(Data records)
════════════════

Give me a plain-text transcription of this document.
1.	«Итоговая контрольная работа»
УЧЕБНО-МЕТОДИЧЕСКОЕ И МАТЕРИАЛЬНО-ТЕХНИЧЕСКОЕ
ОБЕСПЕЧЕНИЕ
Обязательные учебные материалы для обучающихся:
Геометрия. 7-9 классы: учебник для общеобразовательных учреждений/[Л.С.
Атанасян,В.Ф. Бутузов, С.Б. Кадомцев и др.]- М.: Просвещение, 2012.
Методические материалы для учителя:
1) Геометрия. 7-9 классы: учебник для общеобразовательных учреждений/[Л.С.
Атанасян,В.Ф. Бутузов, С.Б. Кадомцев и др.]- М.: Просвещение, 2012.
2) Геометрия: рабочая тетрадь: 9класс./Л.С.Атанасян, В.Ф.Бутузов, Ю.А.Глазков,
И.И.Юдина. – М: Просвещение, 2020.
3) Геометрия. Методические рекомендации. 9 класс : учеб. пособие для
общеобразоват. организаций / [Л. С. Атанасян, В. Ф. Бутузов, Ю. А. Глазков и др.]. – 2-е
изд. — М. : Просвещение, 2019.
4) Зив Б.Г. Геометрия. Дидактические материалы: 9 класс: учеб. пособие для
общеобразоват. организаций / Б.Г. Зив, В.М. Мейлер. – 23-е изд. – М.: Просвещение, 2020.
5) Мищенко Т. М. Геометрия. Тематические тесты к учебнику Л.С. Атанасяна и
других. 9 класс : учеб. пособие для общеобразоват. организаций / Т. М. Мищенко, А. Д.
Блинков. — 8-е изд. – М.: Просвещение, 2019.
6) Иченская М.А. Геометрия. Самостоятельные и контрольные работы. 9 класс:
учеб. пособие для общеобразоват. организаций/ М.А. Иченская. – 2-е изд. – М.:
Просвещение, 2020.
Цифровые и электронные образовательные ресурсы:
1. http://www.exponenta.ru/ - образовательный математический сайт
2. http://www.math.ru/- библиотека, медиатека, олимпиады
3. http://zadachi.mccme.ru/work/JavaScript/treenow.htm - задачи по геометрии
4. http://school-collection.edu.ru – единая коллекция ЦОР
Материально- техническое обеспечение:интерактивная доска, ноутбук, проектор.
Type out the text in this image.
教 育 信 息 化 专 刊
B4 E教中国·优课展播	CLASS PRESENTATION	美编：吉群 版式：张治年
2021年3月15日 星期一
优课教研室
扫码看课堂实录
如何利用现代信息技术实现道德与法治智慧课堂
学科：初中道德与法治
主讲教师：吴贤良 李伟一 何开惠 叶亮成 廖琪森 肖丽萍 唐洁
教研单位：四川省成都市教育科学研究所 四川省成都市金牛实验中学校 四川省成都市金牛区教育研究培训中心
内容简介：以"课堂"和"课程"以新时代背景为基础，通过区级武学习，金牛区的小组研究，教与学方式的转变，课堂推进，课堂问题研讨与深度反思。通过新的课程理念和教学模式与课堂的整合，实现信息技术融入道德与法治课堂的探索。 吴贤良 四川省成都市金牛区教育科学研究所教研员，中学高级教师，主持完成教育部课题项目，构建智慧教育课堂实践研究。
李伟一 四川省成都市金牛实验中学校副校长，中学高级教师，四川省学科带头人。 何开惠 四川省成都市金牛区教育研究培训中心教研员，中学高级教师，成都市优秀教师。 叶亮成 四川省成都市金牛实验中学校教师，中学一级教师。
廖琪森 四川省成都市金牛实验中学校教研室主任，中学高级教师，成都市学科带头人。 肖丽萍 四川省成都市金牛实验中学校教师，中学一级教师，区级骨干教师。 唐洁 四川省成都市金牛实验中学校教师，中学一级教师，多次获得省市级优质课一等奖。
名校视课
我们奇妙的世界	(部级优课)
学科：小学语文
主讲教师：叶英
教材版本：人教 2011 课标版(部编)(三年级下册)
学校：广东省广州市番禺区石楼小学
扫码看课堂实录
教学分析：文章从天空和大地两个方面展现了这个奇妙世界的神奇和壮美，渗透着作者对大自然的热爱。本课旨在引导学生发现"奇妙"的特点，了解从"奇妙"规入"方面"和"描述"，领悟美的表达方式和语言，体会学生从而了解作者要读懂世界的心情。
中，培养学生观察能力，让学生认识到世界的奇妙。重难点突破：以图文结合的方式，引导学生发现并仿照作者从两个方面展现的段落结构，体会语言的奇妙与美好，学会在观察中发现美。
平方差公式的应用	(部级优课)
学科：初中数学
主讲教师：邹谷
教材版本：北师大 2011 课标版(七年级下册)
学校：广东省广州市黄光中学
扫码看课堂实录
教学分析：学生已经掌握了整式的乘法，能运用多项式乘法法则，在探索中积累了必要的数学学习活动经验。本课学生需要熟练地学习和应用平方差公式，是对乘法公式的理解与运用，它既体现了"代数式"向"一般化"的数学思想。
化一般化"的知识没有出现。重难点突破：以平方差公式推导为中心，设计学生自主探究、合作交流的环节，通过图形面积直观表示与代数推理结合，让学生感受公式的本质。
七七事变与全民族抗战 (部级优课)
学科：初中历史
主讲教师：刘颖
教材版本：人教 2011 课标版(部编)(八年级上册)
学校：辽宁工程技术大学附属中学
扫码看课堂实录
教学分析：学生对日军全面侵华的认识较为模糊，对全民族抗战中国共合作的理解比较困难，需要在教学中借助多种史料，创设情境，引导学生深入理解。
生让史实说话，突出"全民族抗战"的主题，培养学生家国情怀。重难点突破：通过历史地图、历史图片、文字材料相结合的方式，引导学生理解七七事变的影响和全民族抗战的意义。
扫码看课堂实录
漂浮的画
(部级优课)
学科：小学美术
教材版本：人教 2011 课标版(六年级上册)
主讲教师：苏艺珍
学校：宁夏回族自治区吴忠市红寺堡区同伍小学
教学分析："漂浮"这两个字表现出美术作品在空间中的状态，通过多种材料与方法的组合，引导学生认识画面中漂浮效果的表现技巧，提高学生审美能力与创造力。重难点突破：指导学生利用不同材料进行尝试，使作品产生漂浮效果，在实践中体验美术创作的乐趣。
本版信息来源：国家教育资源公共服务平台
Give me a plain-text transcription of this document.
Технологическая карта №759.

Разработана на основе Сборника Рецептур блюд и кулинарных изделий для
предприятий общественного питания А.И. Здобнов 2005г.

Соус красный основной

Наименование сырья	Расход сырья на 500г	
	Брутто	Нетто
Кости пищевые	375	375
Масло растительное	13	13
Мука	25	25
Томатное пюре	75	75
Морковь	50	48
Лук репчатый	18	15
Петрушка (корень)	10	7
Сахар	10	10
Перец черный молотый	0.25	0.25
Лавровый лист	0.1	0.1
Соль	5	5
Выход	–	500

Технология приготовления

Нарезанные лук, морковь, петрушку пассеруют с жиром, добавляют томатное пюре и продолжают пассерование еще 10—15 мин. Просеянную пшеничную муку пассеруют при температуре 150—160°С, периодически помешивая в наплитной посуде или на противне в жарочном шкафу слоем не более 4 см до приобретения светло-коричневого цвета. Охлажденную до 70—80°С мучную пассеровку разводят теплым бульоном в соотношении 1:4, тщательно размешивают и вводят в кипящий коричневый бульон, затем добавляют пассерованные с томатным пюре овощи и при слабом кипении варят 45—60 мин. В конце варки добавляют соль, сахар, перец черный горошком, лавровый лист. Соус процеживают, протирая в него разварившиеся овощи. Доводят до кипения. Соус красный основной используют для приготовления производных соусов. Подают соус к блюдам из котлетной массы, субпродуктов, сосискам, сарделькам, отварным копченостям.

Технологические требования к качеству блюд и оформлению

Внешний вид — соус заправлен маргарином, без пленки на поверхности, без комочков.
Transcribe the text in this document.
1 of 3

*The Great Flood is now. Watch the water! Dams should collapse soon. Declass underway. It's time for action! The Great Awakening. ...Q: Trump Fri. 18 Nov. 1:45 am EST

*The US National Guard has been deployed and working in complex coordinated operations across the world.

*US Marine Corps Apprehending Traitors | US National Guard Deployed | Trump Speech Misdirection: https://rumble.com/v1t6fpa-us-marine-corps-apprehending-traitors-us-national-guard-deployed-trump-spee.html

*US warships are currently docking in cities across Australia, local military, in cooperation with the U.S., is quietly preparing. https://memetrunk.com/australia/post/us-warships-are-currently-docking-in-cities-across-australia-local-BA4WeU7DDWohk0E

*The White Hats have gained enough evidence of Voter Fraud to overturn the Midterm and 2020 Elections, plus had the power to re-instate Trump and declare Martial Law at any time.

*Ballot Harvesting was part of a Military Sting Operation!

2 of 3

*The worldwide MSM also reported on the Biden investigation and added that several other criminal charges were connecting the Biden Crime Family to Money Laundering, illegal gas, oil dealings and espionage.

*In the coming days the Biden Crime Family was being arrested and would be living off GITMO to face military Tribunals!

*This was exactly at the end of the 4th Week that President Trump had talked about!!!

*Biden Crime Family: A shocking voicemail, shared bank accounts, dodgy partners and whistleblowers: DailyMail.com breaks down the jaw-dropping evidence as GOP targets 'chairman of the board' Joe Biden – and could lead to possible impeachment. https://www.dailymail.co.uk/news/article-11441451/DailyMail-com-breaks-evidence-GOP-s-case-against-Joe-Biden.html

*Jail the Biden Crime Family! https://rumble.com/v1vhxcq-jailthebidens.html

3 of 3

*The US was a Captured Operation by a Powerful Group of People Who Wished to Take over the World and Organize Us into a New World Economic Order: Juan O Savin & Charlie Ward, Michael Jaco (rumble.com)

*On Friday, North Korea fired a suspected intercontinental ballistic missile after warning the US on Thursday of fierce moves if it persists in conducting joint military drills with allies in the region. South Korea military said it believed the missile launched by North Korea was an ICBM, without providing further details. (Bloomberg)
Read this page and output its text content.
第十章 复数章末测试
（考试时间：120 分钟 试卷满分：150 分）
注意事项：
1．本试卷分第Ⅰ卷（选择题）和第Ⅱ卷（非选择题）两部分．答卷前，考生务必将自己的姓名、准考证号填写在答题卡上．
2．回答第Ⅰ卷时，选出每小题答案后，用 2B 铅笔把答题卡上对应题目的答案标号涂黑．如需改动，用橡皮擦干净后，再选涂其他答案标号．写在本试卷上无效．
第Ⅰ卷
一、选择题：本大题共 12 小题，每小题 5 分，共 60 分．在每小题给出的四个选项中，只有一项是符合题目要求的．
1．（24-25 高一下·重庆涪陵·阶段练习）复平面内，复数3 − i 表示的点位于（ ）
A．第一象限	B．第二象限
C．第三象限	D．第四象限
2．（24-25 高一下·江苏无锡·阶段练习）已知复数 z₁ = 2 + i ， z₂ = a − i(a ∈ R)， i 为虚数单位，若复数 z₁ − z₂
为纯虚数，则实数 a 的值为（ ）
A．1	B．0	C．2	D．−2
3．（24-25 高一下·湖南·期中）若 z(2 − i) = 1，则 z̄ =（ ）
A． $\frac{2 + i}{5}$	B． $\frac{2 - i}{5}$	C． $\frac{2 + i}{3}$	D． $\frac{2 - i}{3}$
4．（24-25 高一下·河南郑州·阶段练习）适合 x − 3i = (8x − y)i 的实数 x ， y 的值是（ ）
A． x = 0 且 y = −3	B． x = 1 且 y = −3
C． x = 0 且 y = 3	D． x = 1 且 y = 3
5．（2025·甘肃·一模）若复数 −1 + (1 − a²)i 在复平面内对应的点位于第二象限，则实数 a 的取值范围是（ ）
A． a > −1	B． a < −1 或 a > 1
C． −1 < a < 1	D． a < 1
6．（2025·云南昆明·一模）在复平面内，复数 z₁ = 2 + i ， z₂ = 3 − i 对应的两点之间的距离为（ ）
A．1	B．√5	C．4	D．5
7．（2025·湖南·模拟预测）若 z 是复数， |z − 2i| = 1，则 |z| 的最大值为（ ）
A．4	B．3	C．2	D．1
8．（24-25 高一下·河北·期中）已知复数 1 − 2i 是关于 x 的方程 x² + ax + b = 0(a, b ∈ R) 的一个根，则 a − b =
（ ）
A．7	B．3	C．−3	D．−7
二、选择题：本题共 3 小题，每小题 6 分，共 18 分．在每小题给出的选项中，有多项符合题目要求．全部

════════════════

### GIVEN REQUEST
Filter lines by "Геометрия" and return each hit.

### RESULT OF THE EXERCISE
Геометрия. 7-9 классы: учебник для общеобразовательных учреждений/[Л.С.
1) Геометрия. 7-9 классы: учебник для общеобразовательных учреждений/[Л.С.
2) Геометрия: рабочая тетрадь: 9класс./Л.С.Атанасян, В.Ф.Бутузов, Ю.А.Глазков,
3) Геометрия. Методические рекомендации. 9 класс : учеб. пособие для
4) Зив Б.Г. Геометрия. Дидактические материалы: 9 класс: учеб. пособие для
5) Мищенко Т. М. Геометрия. Тематические тесты к учебнику Л.С. Атанасяна и
6) Иченская М.А. Геометрия. Самостоятельные и контрольные работы. 9 класс:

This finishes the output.